Start Page extract

Monitoring and Observability Guide¶

Comprehensive guide to monitoring, metrics, logging, and alerting for the FastAPI HTTP/WebSocket application.

Table of Contents¶

Overview
Metrics Collection
Grafana Dashboards
Prometheus Alerts
Log Aggregation
Distributed Tracing
Performance Monitoring

Overview¶

Monitoring Stack¶

Metrics Flow:

graph TB
    subgraph "Application Components"
        FastAPI[FastAPI<br/>:8000]
        Keycloak[Keycloak<br/>:9000]
        Traefik[Traefik<br/>:8080]
    end

    FastAPI -->|/metrics| Prometheus
    Keycloak -->|/metrics| Prometheus
    Traefik -->|/metrics| Prometheus

    Prometheus[Prometheus<br/>Metrics DB<br/>:9090]
    Grafana[Grafana<br/>Visualization<br/>:3000]

    Prometheus -->|Query| Grafana

    style FastAPI fill:#f9f,stroke:#333,stroke-width:2px
    style Keycloak fill:#fbf,stroke:#333,stroke-width:2px
    style Traefik fill:#bbf,stroke:#333,stroke-width:2px
    style Prometheus fill:#fbb,stroke:#333,stroke-width:2px
    style Grafana fill:#bfb,stroke:#333,stroke-width:2px

Logs Flow:

graph TB
    subgraph "Application Logs"

End Page extract
Start Extracted entries

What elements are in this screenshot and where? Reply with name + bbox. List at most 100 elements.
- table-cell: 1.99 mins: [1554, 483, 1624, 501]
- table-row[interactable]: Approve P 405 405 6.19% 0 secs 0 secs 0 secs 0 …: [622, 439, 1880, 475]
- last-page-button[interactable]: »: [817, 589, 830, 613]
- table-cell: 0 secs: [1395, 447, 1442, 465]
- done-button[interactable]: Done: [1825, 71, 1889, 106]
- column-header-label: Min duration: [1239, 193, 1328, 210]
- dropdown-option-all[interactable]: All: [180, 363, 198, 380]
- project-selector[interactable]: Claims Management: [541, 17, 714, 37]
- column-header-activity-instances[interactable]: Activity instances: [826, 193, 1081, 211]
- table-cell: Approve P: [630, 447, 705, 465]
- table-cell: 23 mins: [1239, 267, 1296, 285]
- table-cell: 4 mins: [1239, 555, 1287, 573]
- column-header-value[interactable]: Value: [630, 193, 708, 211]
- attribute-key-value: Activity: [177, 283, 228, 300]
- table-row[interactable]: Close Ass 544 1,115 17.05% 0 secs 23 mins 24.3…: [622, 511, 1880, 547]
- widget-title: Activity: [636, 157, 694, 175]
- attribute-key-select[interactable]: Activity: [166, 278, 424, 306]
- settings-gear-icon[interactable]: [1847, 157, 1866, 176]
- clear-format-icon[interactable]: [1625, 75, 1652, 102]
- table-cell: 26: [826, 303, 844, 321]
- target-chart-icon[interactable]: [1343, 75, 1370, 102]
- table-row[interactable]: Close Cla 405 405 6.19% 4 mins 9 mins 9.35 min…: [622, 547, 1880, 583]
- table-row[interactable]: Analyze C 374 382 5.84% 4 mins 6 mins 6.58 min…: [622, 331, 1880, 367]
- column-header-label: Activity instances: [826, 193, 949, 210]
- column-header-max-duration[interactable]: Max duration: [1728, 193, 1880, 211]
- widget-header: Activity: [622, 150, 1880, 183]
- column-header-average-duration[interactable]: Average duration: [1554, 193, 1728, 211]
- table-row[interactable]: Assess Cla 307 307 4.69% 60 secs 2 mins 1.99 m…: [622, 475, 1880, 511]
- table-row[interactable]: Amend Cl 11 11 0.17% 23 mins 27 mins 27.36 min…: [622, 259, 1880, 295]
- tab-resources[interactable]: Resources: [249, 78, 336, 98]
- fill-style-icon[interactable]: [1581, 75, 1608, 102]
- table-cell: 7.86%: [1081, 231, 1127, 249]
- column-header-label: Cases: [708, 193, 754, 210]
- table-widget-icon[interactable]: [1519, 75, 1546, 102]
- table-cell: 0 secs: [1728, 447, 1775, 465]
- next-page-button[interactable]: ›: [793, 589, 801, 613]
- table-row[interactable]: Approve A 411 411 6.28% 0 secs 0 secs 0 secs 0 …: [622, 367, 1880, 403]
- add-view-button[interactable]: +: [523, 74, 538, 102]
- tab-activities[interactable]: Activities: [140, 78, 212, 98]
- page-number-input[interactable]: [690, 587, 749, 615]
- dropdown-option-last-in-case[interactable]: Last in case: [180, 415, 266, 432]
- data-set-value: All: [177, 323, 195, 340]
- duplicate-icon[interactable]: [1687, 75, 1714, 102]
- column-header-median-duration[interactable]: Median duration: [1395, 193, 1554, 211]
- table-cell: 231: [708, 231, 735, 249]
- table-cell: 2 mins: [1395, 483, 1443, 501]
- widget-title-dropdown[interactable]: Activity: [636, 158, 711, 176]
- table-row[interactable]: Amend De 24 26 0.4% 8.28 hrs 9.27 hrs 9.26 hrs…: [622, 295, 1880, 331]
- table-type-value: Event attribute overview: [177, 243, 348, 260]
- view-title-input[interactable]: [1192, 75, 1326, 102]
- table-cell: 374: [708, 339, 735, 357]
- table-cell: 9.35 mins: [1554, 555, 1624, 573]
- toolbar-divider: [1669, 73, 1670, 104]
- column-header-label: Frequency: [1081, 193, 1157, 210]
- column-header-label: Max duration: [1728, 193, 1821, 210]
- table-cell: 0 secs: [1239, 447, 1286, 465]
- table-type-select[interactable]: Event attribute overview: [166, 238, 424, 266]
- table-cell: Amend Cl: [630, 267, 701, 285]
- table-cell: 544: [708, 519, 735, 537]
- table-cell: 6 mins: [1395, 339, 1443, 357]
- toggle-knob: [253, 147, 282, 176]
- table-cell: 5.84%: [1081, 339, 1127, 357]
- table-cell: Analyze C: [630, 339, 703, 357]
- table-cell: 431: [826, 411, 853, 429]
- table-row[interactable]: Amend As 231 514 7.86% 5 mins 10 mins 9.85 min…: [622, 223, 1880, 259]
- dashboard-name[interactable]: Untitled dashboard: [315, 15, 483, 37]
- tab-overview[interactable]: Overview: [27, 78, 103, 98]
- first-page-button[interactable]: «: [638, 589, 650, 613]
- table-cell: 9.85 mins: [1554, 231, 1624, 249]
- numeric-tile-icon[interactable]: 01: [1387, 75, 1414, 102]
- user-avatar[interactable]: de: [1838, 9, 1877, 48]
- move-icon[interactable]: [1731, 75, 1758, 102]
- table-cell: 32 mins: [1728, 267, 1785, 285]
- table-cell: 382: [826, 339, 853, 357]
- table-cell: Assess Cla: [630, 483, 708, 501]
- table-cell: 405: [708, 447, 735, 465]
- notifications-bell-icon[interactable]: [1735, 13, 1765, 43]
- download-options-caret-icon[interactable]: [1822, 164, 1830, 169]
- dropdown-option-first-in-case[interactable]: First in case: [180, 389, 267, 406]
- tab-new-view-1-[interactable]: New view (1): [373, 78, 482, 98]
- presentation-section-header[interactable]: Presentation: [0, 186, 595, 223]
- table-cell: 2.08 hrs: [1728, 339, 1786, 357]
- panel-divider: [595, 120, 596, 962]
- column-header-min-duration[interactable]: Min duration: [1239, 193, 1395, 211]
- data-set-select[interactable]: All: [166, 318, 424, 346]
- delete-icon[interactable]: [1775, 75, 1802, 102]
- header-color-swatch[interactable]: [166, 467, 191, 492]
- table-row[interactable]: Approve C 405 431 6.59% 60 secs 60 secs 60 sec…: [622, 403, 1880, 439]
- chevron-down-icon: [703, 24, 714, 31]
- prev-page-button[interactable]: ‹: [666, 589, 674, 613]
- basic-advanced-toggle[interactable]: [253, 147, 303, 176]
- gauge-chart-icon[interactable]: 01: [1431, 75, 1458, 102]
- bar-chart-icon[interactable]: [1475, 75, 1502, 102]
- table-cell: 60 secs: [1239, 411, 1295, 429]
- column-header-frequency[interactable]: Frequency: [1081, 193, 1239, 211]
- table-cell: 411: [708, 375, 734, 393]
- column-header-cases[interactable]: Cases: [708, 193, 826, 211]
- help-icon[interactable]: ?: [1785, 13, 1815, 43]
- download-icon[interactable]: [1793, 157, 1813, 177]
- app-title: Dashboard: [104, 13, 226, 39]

End Extracted entries

> **Your task**: Name every service shown in the metrics flow diagram of the monitoring guide, along with the port given for each. The listing has nothing to do with the monitoring guide.

> **Solution for this exercise**:
- FastAPI: 8000
- Keycloak: 9000
- Traefik: 8080
- Prometheus: 9090
- Grafana: 3000